» Brief
Below are some records; give them all again exactly, but not the pictures.

▼

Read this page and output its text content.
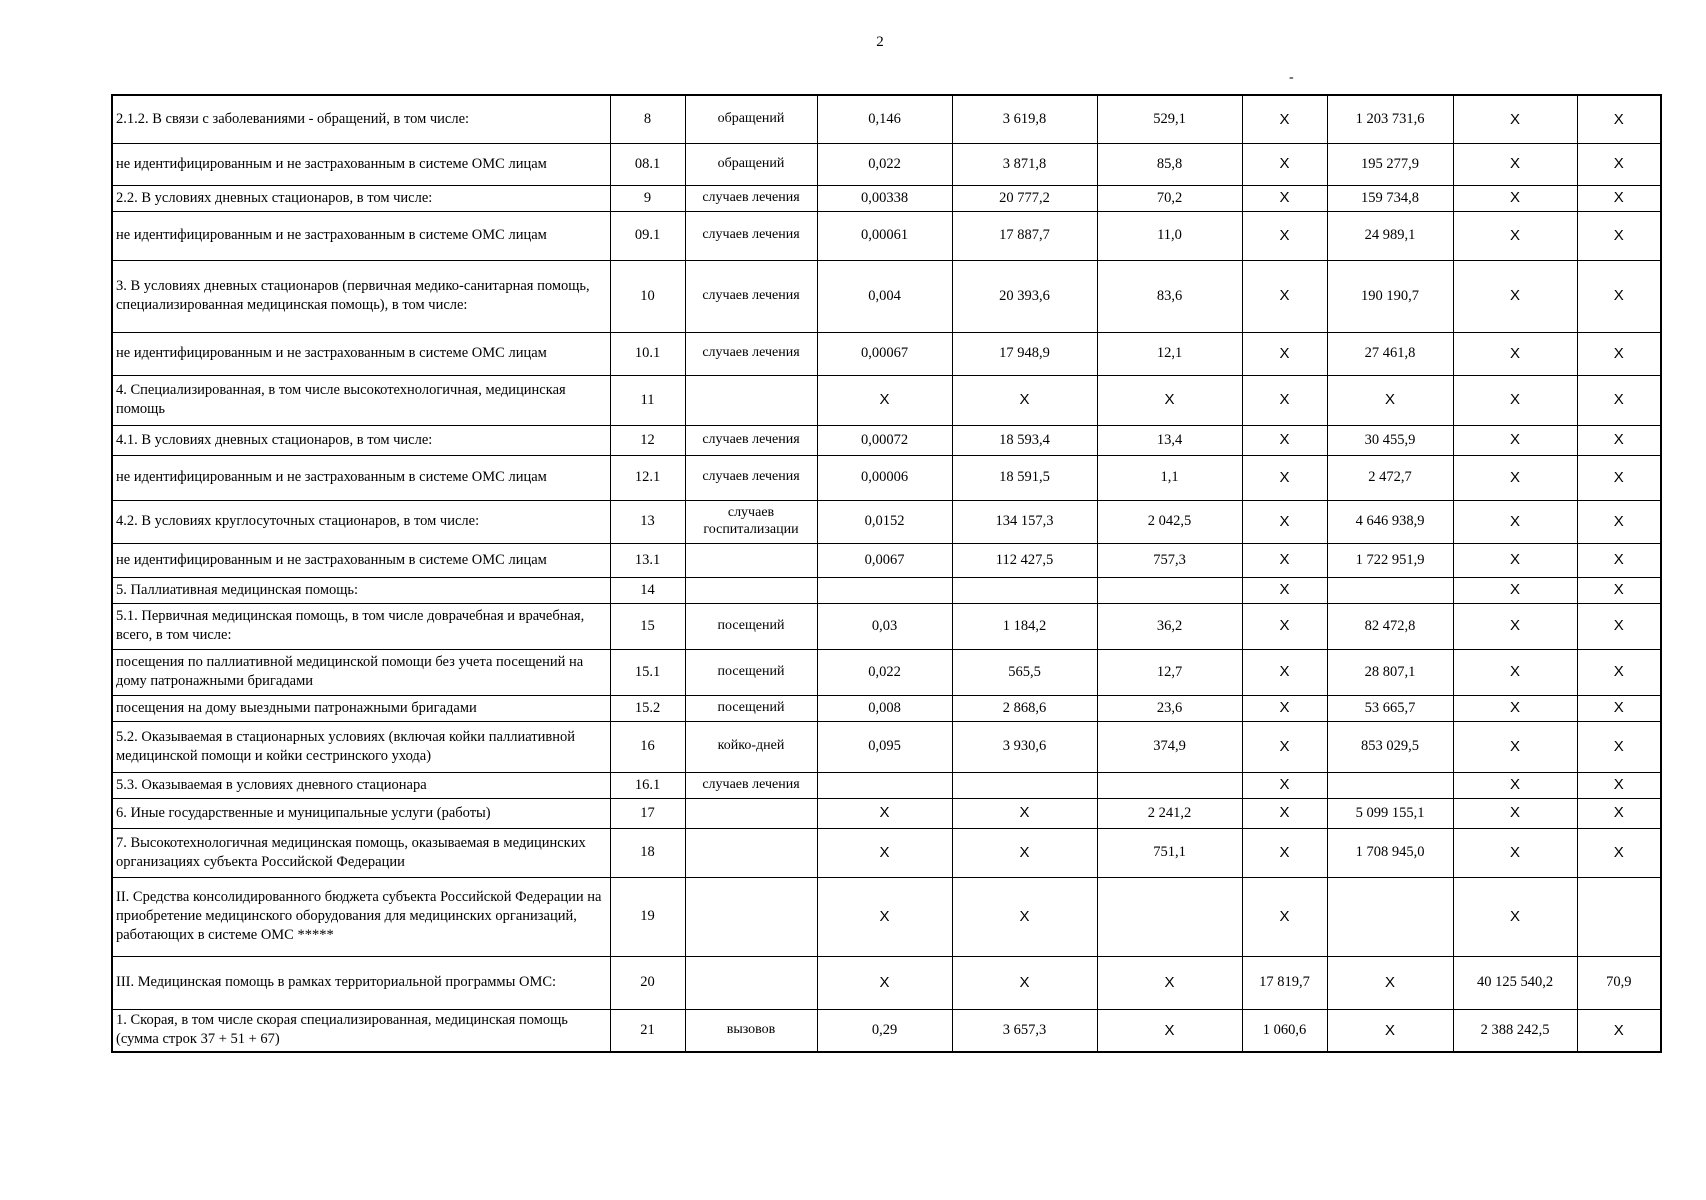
2
-
2.1.2. В связи с заболеваниями - обращений, в том числе:	8	обращений	0,146	3 619,8	529,1	X	1 203 731,6	X	X
не идентифицированным и не застрахованным в системе ОМС лицам	08.1	обращений	0,022	3 871,8	85,8	X	195 277,9	X	X
2.2. В условиях дневных стационаров, в том числе:	9	случаев лечения	0,00338	20 777,2	70,2	X	159 734,8	X	X
не идентифицированным и не застрахованным в системе ОМС лицам	09.1	случаев лечения	0,00061	17 887,7	11,0	X	24 989,1	X	X
3. В условиях дневных стационаров (первичная медико-санитарная помощь, специализированная медицинская помощь), в том числе:	10	случаев лечения	0,004	20 393,6	83,6	X	190 190,7	X	X
не идентифицированным и не застрахованным в системе ОМС лицам	10.1	случаев лечения	0,00067	17 948,9	12,1	X	27 461,8	X	X
4. Специализированная, в том числе высокотехнологичная, медицинская помощь	11		X	X	X	X	X	X	X
4.1. В условиях дневных стационаров, в том числе:	12	случаев лечения	0,00072	18 593,4	13,4	X	30 455,9	X	X
не идентифицированным и не застрахованным в системе ОМС лицам	12.1	случаев лечения	0,00006	18 591,5	1,1	X	2 472,7	X	X
4.2. В условиях круглосуточных стационаров, в том числе:	13	случаев госпитализации	0,0152	134 157,3	2 042,5	X	4 646 938,9	X	X
не идентифицированным и не застрахованным в системе ОМС лицам	13.1		0,0067	112 427,5	757,3	X	1 722 951,9	X	X
5. Паллиативная медицинская помощь:	14					X		X	X
5.1. Первичная медицинская помощь, в том числе доврачебная и врачебная, всего, в том числе:	15	посещений	0,03	1 184,2	36,2	X	82 472,8	X	X
посещения по паллиативной медицинской помощи без учета посещений на дому патронажными бригадами	15.1	посещений	0,022	565,5	12,7	X	28 807,1	X	X
посещения на дому выездными патронажными бригадами	15.2	посещений	0,008	2 868,6	23,6	X	53 665,7	X	X
5.2. Оказываемая в стационарных условиях (включая койки паллиативной медицинской помощи и койки сестринского ухода)	16	койко-дней	0,095	3 930,6	374,9	X	853 029,5	X	X
5.3. Оказываемая в условиях дневного стационара	16.1	случаев лечения				X		X	X
6. Иные государственные и муниципальные услуги (работы)	17		X	X	2 241,2	X	5 099 155,1	X	X
7. Высокотехнологичная медицинская помощь, оказываемая в медицинских организациях субъекта Российской Федерации	18		X	X	751,1	X	1 708 945,0	X	X
II. Средства консолидированного бюджета субъекта Российской Федерации на приобретение медицинского оборудования для медицинских организаций, работающих в системе ОМС *****	19		X	X		X		X	
III. Медицинская помощь в рамках территориальной программы ОМС:	20		X	X	X	17 819,7	X	40 125 540,2	70,9
1. Скорая, в том числе скорая специализированная, медицинская помощь (сумма строк 37 + 51 + 67)	21	вызовов	0,29	3 657,3	X	1 060,6	X	2 388 242,5	X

▲

» Worked solution
Read this page and output its text content.
2
-
2.1.2. В связи с заболеваниями - обращений, в том числе:	8	обращений	0,146	3 619,8	529,1	X	1 203 731,6	X	X
не идентифицированным и не застрахованным в системе ОМС лицам	08.1	обращений	0,022	3 871,8	85,8	X	195 277,9	X	X
2.2. В условиях дневных стационаров, в том числе:	9	случаев лечения	0,00338	20 777,2	70,2	X	159 734,8	X	X
не идентифицированным и не застрахованным в системе ОМС лицам	09.1	случаев лечения	0,00061	17 887,7	11,0	X	24 989,1	X	X
3. В условиях дневных стационаров (первичная медико-санитарная помощь, специализированная медицинская помощь), в том числе:	10	случаев лечения	0,004	20 393,6	83,6	X	190 190,7	X	X
не идентифицированным и не застрахованным в системе ОМС лицам	10.1	случаев лечения	0,00067	17 948,9	12,1	X	27 461,8	X	X
4. Специализированная, в том числе высокотехнологичная, медицинская помощь	11		X	X	X	X	X	X	X
4.1. В условиях дневных стационаров, в том числе:	12	случаев лечения	0,00072	18 593,4	13,4	X	30 455,9	X	X
не идентифицированным и не застрахованным в системе ОМС лицам	12.1	случаев лечения	0,00006	18 591,5	1,1	X	2 472,7	X	X
4.2. В условиях круглосуточных стационаров, в том числе:	13	случаев госпитализации	0,0152	134 157,3	2 042,5	X	4 646 938,9	X	X
не идентифицированным и не застрахованным в системе ОМС лицам	13.1		0,0067	112 427,5	757,3	X	1 722 951,9	X	X
5. Паллиативная медицинская помощь:	14					X		X	X
5.1. Первичная медицинская помощь, в том числе доврачебная и врачебная, всего, в том числе:	15	посещений	0,03	1 184,2	36,2	X	82 472,8	X	X
посещения по паллиативной медицинской помощи без учета посещений на дому патронажными бригадами	15.1	посещений	0,022	565,5	12,7	X	28 807,1	X	X
посещения на дому выездными патронажными бригадами	15.2	посещений	0,008	2 868,6	23,6	X	53 665,7	X	X
5.2. Оказываемая в стационарных условиях (включая койки паллиативной медицинской помощи и койки сестринского ухода)	16	койко-дней	0,095	3 930,6	374,9	X	853 029,5	X	X
5.3. Оказываемая в условиях дневного стационара	16.1	случаев лечения				X		X	X
6. Иные государственные и муниципальные услуги (работы)	17		X	X	2 241,2	X	5 099 155,1	X	X
7. Высокотехнологичная медицинская помощь, оказываемая в медицинских организациях субъекта Российской Федерации	18		X	X	751,1	X	1 708 945,0	X	X
II. Средства консолидированного бюджета субъекта Российской Федерации на приобретение медицинского оборудования для медицинских организаций, работающих в системе ОМС *****	19		X	X		X		X	
III. Медицинская помощь в рамках территориальной программы ОМС:	20		X	X	X	17 819,7	X	40 125 540,2	70,9
1. Скорая, в том числе скорая специализированная, медицинская помощь (сумма строк 37 + 51 + 67)	21	вызовов	0,29	3 657,3	X	1 060,6	X	2 388 242,5	X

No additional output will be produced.